* _Goal of the exercise_
What is the number of lines in the entries that contain the word "cause"? Answer with that figure alone.

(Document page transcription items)
:::::

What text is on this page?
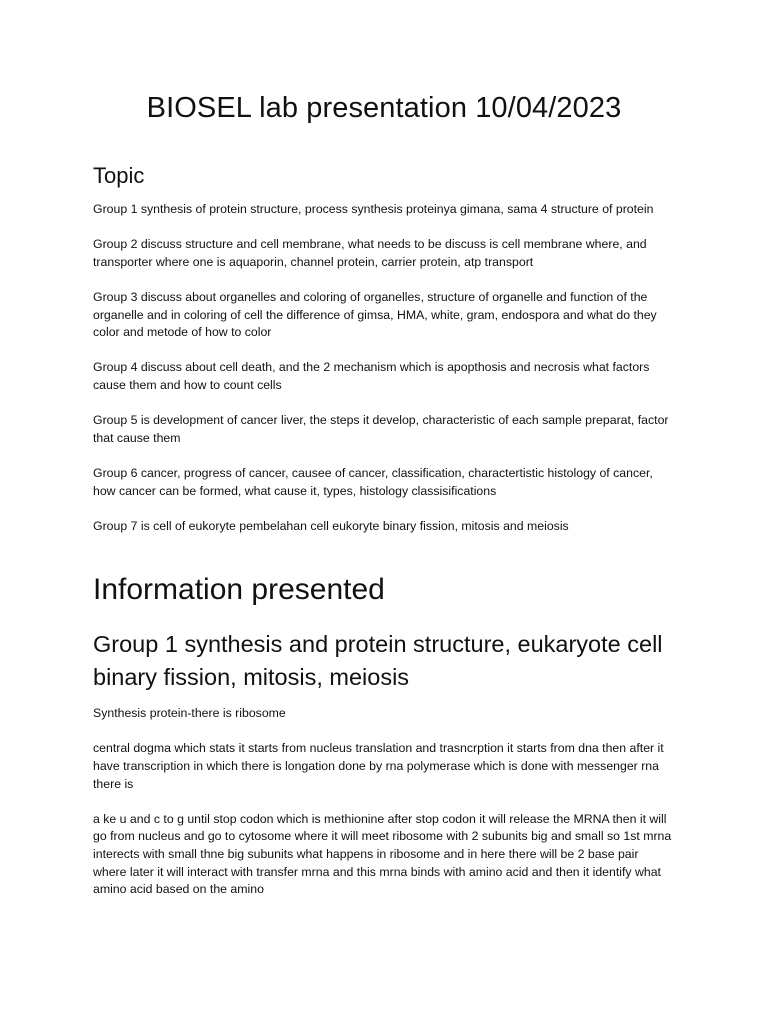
BIOSEL lab presentation 10/04/2023
Topic

Group 1 synthesis of protein structure, process synthesis proteinya gimana, sama 4 structure of protein

Group 2 discuss structure and cell membrane, what needs to be discuss is cell membrane where, and transporter where one is aquaporin, channel protein, carrier protein, atp transport

Group 3 discuss about organelles and coloring of organelles, structure of organelle and function of the organelle and in coloring of cell the difference of gimsa, HMA, white, gram, endospora and what do they color and metode of how to color

Group 4 discuss about cell death, and the 2 mechanism which is apopthosis and necrosis what factors cause them and how to count cells

Group 5 is development of cancer liver, the steps it develop, characteristic of each sample preparat, factor that cause them

Group 6 cancer, progress of cancer, causee of cancer, classification, charactertistic histology of cancer, how cancer can be formed, what cause it, types, histology classisifications

Group 7 is cell of eukoryte pembelahan cell eukoryte binary fission, mitosis and meiosis

Information presented
Group 1 synthesis and protein structure, eukaryote cell binary fission, mitosis, meiosis

Synthesis protein-there is ribosome

central dogma which stats it starts from nucleus translation and trasncrption it starts from dna then after it have transcription in which there is longation done by rna polymerase which is done with messenger rna there is

a ke u and c to g until stop codon which is methionine after stop codon it will release the MRNA then it will go from nucleus and go to cytosome where it will meet ribosome with 2 subunits big and small so 1st mrna interects with small thne big subunits what happens in ribosome and in here there will be 2 base pair where later it will interact with transfer mrna and this mrna binds with amino acid and then it identify what amino acid based on the amino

:::::

* _Exercise answer_
3